• WHAT YOU HAVE TO DO:
Determine how many lines of the entries contain "value". Reply with that number alone.

-- start of MATERIAL FOR THE TASK --

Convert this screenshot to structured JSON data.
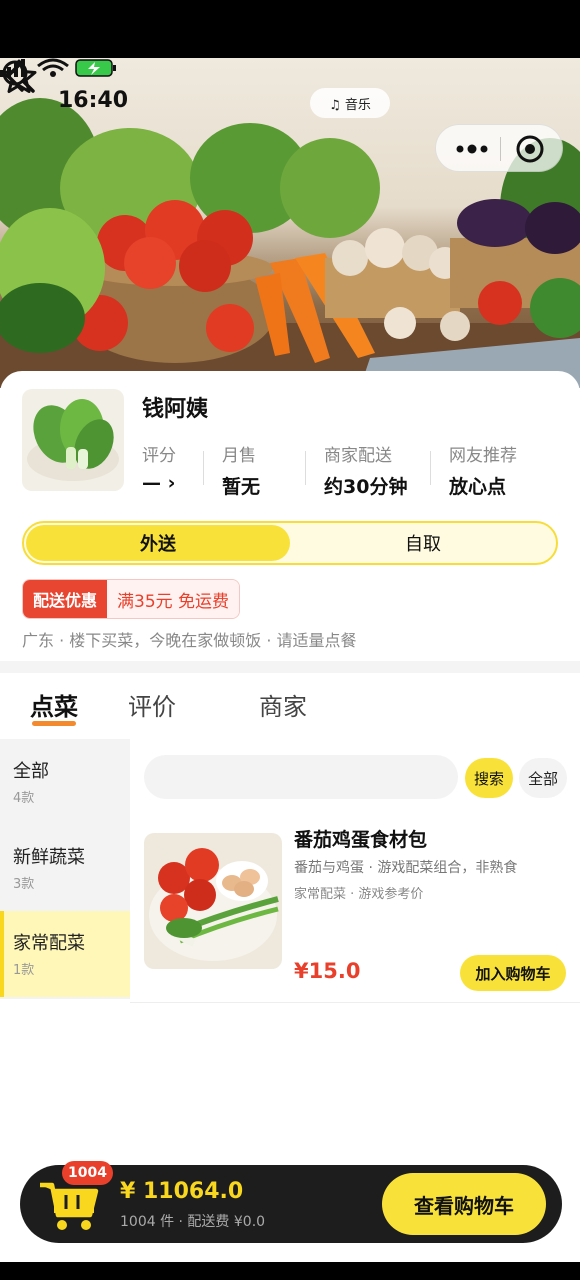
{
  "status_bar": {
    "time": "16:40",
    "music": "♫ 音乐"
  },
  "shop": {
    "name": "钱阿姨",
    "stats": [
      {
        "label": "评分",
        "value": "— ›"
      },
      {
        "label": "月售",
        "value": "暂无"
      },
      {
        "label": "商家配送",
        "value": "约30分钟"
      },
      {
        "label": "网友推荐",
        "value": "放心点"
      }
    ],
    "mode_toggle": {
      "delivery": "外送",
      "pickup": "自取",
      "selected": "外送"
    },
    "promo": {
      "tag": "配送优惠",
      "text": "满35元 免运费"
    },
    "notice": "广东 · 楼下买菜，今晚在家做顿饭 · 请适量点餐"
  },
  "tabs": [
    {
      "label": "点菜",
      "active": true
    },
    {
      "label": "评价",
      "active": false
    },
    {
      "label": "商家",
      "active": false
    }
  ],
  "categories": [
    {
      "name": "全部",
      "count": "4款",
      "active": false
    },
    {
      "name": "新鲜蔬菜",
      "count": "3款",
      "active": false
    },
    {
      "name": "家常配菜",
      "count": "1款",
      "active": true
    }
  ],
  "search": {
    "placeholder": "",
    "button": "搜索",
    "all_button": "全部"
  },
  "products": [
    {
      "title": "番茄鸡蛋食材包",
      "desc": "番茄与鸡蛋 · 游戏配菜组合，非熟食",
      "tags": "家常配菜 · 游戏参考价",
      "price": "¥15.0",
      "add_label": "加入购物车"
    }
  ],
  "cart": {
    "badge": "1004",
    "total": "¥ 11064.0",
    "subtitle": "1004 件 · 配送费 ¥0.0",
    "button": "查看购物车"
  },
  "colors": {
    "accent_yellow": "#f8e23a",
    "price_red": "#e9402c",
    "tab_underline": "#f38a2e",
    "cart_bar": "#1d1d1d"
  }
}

-- end of MATERIAL FOR THE TASK --

• SOLUTION:
4